Set exercise:
Please repeat every line of the records below word for word, leaving out the pictures.

* * * *

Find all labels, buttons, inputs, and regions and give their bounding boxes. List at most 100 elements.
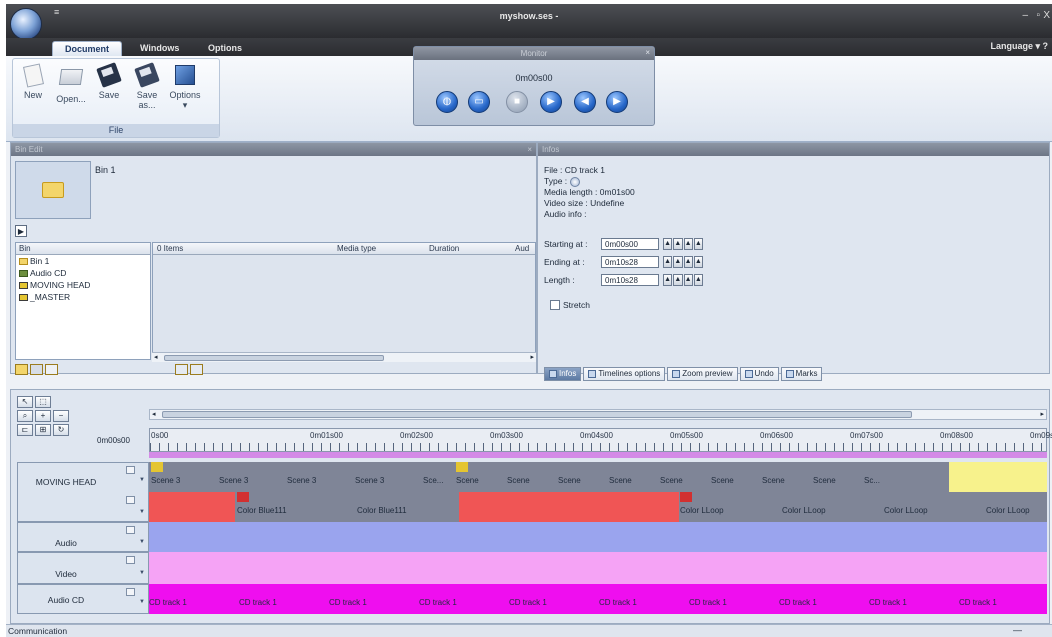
save-as-button[interactable]: Save as...: [129, 62, 165, 110]
tab-infos[interactable]: Infos: [544, 367, 582, 381]
bin-play-button[interactable]: ▶: [15, 225, 27, 237]
options-icon: [174, 65, 196, 87]
scroll-left-icon[interactable]: ◂: [154, 353, 158, 361]
col-media-type[interactable]: Media type: [337, 243, 376, 255]
tab-zoom-preview[interactable]: Zoom preview: [667, 367, 738, 381]
minimize-button[interactable]: –: [1022, 10, 1028, 21]
lane-moving-head-colors[interactable]: Color Blue111 Color Blue111 Color LLoop Col…: [149, 492, 1047, 522]
tree-item-moving-head[interactable]: MOVING HEAD: [16, 279, 150, 291]
globe-icon[interactable]: ◍: [436, 91, 458, 113]
tree-item-master[interactable]: _MASTER: [16, 291, 150, 303]
folder-icon: [42, 182, 64, 198]
track-arrow-icon[interactable]: ▼: [139, 570, 145, 576]
stretch-checkbox[interactable]: [550, 300, 560, 310]
fit-icon[interactable]: ⊞: [35, 424, 51, 436]
track-header-audio-cd[interactable]: Audio CD ▼: [17, 584, 149, 614]
track-arrow-icon[interactable]: ▼: [139, 477, 145, 483]
range-tool-icon[interactable]: ⬚: [35, 396, 51, 408]
col-duration[interactable]: Duration: [429, 243, 459, 255]
bin-thumbnail[interactable]: [15, 161, 91, 219]
track-header-moving-head[interactable]: MOVING HEAD ▼ ▼: [17, 462, 149, 522]
tree-item-label: Bin 1: [30, 256, 50, 266]
tab-timelines-options[interactable]: Timelines options: [583, 367, 666, 381]
timeline-scroll-thumb[interactable]: [162, 411, 912, 418]
cd-clip-label: CD track 1: [239, 598, 277, 607]
col-items[interactable]: 0 Items: [157, 243, 183, 255]
col-aud[interactable]: Aud: [515, 243, 529, 255]
monitor-close-icon[interactable]: ×: [645, 48, 650, 57]
ending-at-field[interactable]: 0m10s28: [601, 256, 659, 268]
bin-tree-header[interactable]: Bin: [16, 243, 150, 255]
tab-marks[interactable]: Marks: [780, 367, 823, 381]
monitor-window: Monitor × 0m00s00 ◍ ▭ ■ ▶ ◀ ▶: [413, 46, 655, 126]
tab-undo[interactable]: Undo: [739, 367, 779, 381]
red-clip[interactable]: [459, 492, 679, 522]
track-arrow-icon[interactable]: ▼: [139, 539, 145, 545]
length-stepper[interactable]: ▲ ▲ ▲ ▲: [663, 274, 703, 286]
remove-bin-icon[interactable]: [45, 364, 58, 375]
timeline-scrollbar[interactable]: ◂ ▸: [149, 409, 1047, 420]
select-tool-icon[interactable]: ↖: [17, 396, 33, 408]
options-button[interactable]: Options ▾: [167, 65, 203, 110]
thumbnail-view-icon[interactable]: [175, 364, 189, 375]
ruler-tick-label: 0m01s00: [310, 431, 343, 440]
new-button[interactable]: New: [15, 63, 51, 100]
monitor-title[interactable]: Monitor: [414, 47, 654, 60]
close-button[interactable]: X: [1043, 10, 1050, 21]
scroll-left-icon[interactable]: ◂: [152, 410, 156, 418]
red-clip[interactable]: [149, 492, 235, 522]
scroll-right-icon[interactable]: ▸: [530, 353, 534, 361]
playhead-bar[interactable]: [149, 452, 1047, 458]
yellow-clip[interactable]: [949, 462, 1047, 492]
scroll-right-icon[interactable]: ▸: [1040, 410, 1044, 418]
track-toggle-icon[interactable]: [126, 466, 135, 474]
language-menu[interactable]: Language ▾ ?: [990, 41, 1048, 52]
tree-item-bin1[interactable]: Bin 1: [16, 255, 150, 267]
ending-at-stepper[interactable]: ▲ ▲ ▲ ▲: [663, 256, 703, 268]
open-bin-icon[interactable]: [30, 364, 43, 375]
color-clip-label: Color LLoop: [986, 506, 1030, 515]
new-file-icon: [22, 63, 44, 88]
play-icon[interactable]: ▶: [540, 91, 562, 113]
snap-icon[interactable]: ⊏: [17, 424, 33, 436]
track-toggle-icon[interactable]: [126, 496, 135, 504]
track-toggle-icon[interactable]: [126, 526, 135, 534]
list-view-icon[interactable]: [190, 364, 204, 375]
clip-marker-icon: [237, 492, 249, 502]
lane-video[interactable]: [149, 552, 1047, 584]
track-arrow-icon[interactable]: ▼: [139, 599, 145, 605]
starting-at-field[interactable]: 0m00s00: [601, 238, 659, 250]
track-arrow-icon[interactable]: ▼: [139, 509, 145, 515]
save-button[interactable]: Save: [91, 62, 127, 100]
cd-clip-label: CD track 1: [329, 598, 367, 607]
zoom-tool-icon[interactable]: ⌕: [17, 410, 33, 422]
next-icon[interactable]: ▶: [606, 91, 628, 113]
bin-panel-close-icon[interactable]: ×: [527, 143, 532, 156]
track-header-audio[interactable]: Audio ▼: [17, 522, 149, 552]
time-ruler[interactable]: 0s00 0m01s00 0m02s00 0m03s00 0m04s00 0m05s00 0…: [149, 428, 1052, 452]
lane-moving-head-scenes[interactable]: Scene 3 Scene 3 Scene 3 Scene 3 Sce... Scene S…: [149, 462, 1047, 492]
prev-icon[interactable]: ◀: [574, 91, 596, 113]
display-icon[interactable]: ▭: [468, 91, 490, 113]
restore-button[interactable]: ▫: [1036, 10, 1040, 21]
track-toggle-icon[interactable]: [126, 556, 135, 564]
lane-audio[interactable]: [149, 522, 1047, 552]
tab-document[interactable]: Document: [52, 41, 122, 56]
zoom-out-icon[interactable]: −: [53, 410, 69, 422]
tree-item-audio-cd[interactable]: Audio CD: [16, 267, 150, 279]
track-header-video[interactable]: Video ▼: [17, 552, 149, 584]
length-field[interactable]: 0m10s28: [601, 274, 659, 286]
track-toggle-icon[interactable]: [126, 588, 135, 596]
tab-options[interactable]: Options: [202, 41, 248, 56]
open-button[interactable]: Open...: [53, 65, 89, 104]
new-bin-icon[interactable]: [15, 364, 28, 375]
loop-icon[interactable]: ↻: [53, 424, 69, 436]
zoom-in-icon[interactable]: +: [35, 410, 51, 422]
starting-at-stepper[interactable]: ▲ ▲ ▲ ▲: [663, 238, 703, 250]
bin-list-scrollbar[interactable]: ◂ ▸: [152, 352, 536, 362]
tab-windows[interactable]: Windows: [134, 41, 185, 56]
stop-icon[interactable]: ■: [506, 91, 528, 113]
info-type-label: Type :: [544, 176, 568, 186]
scroll-thumb[interactable]: [164, 355, 384, 361]
lane-audio-cd[interactable]: CD track 1 CD track 1 CD track 1 CD track 1…: [149, 584, 1047, 614]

* * * *

Right answer:
Find all labels, buttons, inputs, and regions and give their bounding boxes. List at most 100 elements.
save-as-button[interactable]: Save as...: [129, 62, 165, 110]
tab-infos[interactable]: Infos: [544, 367, 582, 381]
bin-play-button[interactable]: ▶: [15, 225, 27, 237]
options-icon: [174, 65, 196, 87]
scroll-left-icon[interactable]: ◂: [154, 353, 158, 361]
col-media-type[interactable]: Media type: [337, 243, 376, 255]
tab-zoom-preview[interactable]: Zoom preview: [667, 367, 738, 381]
minimize-button[interactable]: –: [1022, 10, 1028, 21]
lane-moving-head-colors[interactable]: Color Blue111 Color Blue111 Color LLoop Col…: [149, 492, 1047, 522]
tree-item-moving-head[interactable]: MOVING HEAD: [16, 279, 150, 291]
globe-icon[interactable]: ◍: [436, 91, 458, 113]
tree-item-master[interactable]: _MASTER: [16, 291, 150, 303]
folder-icon: [42, 182, 64, 198]
track-arrow-icon[interactable]: ▼: [139, 570, 145, 576]
stretch-checkbox[interactable]: [550, 300, 560, 310]
fit-icon[interactable]: ⊞: [35, 424, 51, 436]
track-header-audio-cd[interactable]: Audio CD ▼: [17, 584, 149, 614]
track-arrow-icon[interactable]: ▼: [139, 477, 145, 483]
range-tool-icon[interactable]: ⬚: [35, 396, 51, 408]
col-duration[interactable]: Duration: [429, 243, 459, 255]
bin-thumbnail[interactable]: [15, 161, 91, 219]
track-header-moving-head[interactable]: MOVING HEAD ▼ ▼: [17, 462, 149, 522]
tree-item-label: Bin 1: [30, 256, 50, 266]
tab-timelines-options[interactable]: Timelines options: [583, 367, 666, 381]
timeline-scroll-thumb[interactable]: [162, 411, 912, 418]
cd-clip-label: CD track 1: [239, 598, 277, 607]
col-items[interactable]: 0 Items: [157, 243, 183, 255]
col-aud[interactable]: Aud: [515, 243, 529, 255]
monitor-close-icon[interactable]: ×: [645, 48, 650, 57]
ending-at-field[interactable]: 0m10s28: [601, 256, 659, 268]
bin-tree-header[interactable]: Bin: [16, 243, 150, 255]
tab-marks[interactable]: Marks: [780, 367, 823, 381]
monitor-window: Monitor × 0m00s00 ◍ ▭ ■ ▶ ◀ ▶: [413, 46, 655, 126]
tab-undo[interactable]: Undo: [739, 367, 779, 381]
red-clip[interactable]: [459, 492, 679, 522]
track-arrow-icon[interactable]: ▼: [139, 539, 145, 545]
length-stepper[interactable]: ▲ ▲ ▲ ▲: [663, 274, 703, 286]
remove-bin-icon[interactable]: [45, 364, 58, 375]
timeline-scrollbar[interactable]: ◂ ▸: [149, 409, 1047, 420]
select-tool-icon[interactable]: ↖: [17, 396, 33, 408]
options-button[interactable]: Options ▾: [167, 65, 203, 110]
thumbnail-view-icon[interactable]: [175, 364, 189, 375]
ruler-tick-label: 0m01s00: [310, 431, 343, 440]
new-button[interactable]: New: [15, 63, 51, 100]
monitor-title[interactable]: Monitor: [414, 47, 654, 60]
close-button[interactable]: X: [1043, 10, 1050, 21]
scroll-left-icon[interactable]: ◂: [152, 410, 156, 418]
red-clip[interactable]: [149, 492, 235, 522]
scroll-right-icon[interactable]: ▸: [530, 353, 534, 361]
playhead-bar[interactable]: [149, 452, 1047, 458]
yellow-clip[interactable]: [949, 462, 1047, 492]
scroll-right-icon[interactable]: ▸: [1040, 410, 1044, 418]
track-toggle-icon[interactable]: [126, 466, 135, 474]
language-menu[interactable]: Language ▾ ?: [990, 41, 1048, 52]
tree-item-bin1[interactable]: Bin 1: [16, 255, 150, 267]
ending-at-stepper[interactable]: ▲ ▲ ▲ ▲: [663, 256, 703, 268]
open-bin-icon[interactable]: [30, 364, 43, 375]
color-clip-label: Color LLoop: [986, 506, 1030, 515]
new-file-icon: [22, 63, 44, 88]
play-icon[interactable]: ▶: [540, 91, 562, 113]
snap-icon[interactable]: ⊏: [17, 424, 33, 436]
track-toggle-icon[interactable]: [126, 496, 135, 504]
track-toggle-icon[interactable]: [126, 526, 135, 534]
list-view-icon[interactable]: [190, 364, 204, 375]
clip-marker-icon: [237, 492, 249, 502]
lane-video[interactable]: [149, 552, 1047, 584]
track-arrow-icon[interactable]: ▼: [139, 599, 145, 605]
starting-at-field[interactable]: 0m00s00: [601, 238, 659, 250]
track-arrow-icon[interactable]: ▼: [139, 509, 145, 515]
save-button[interactable]: Save: [91, 62, 127, 100]
cd-clip-label: CD track 1: [329, 598, 367, 607]
zoom-tool-icon[interactable]: ⌕: [17, 410, 33, 422]
next-icon[interactable]: ▶: [606, 91, 628, 113]
bin-panel-close-icon[interactable]: ×: [527, 143, 532, 156]
track-header-audio[interactable]: Audio ▼: [17, 522, 149, 552]
time-ruler[interactable]: 0s00 0m01s00 0m02s00 0m03s00 0m04s00 0m05s00 0…: [149, 428, 1052, 452]
lane-moving-head-scenes[interactable]: Scene 3 Scene 3 Scene 3 Scene 3 Sce... Scene S…: [149, 462, 1047, 492]
prev-icon[interactable]: ◀: [574, 91, 596, 113]
display-icon[interactable]: ▭: [468, 91, 490, 113]
restore-button[interactable]: ▫: [1036, 10, 1040, 21]
track-toggle-icon[interactable]: [126, 556, 135, 564]
lane-audio[interactable]: [149, 522, 1047, 552]
tab-document[interactable]: Document: [52, 41, 122, 56]
zoom-out-icon[interactable]: −: [53, 410, 69, 422]
tree-item-audio-cd[interactable]: Audio CD: [16, 267, 150, 279]
track-header-video[interactable]: Video ▼: [17, 552, 149, 584]
length-field[interactable]: 0m10s28: [601, 274, 659, 286]
track-toggle-icon[interactable]: [126, 588, 135, 596]
tab-options[interactable]: Options: [202, 41, 248, 56]
open-button[interactable]: Open...: [53, 65, 89, 104]
new-bin-icon[interactable]: [15, 364, 28, 375]
loop-icon[interactable]: ↻: [53, 424, 69, 436]
zoom-in-icon[interactable]: +: [35, 410, 51, 422]
starting-at-stepper[interactable]: ▲ ▲ ▲ ▲: [663, 238, 703, 250]
bin-list-scrollbar[interactable]: ◂ ▸: [152, 352, 536, 362]
tab-windows[interactable]: Windows: [134, 41, 185, 56]
stop-icon[interactable]: ■: [506, 91, 528, 113]
info-type-label: Type :: [544, 176, 568, 186]
scroll-thumb[interactable]: [164, 355, 384, 361]
lane-audio-cd[interactable]: CD track 1 CD track 1 CD track 1 CD track 1…: [149, 584, 1047, 614]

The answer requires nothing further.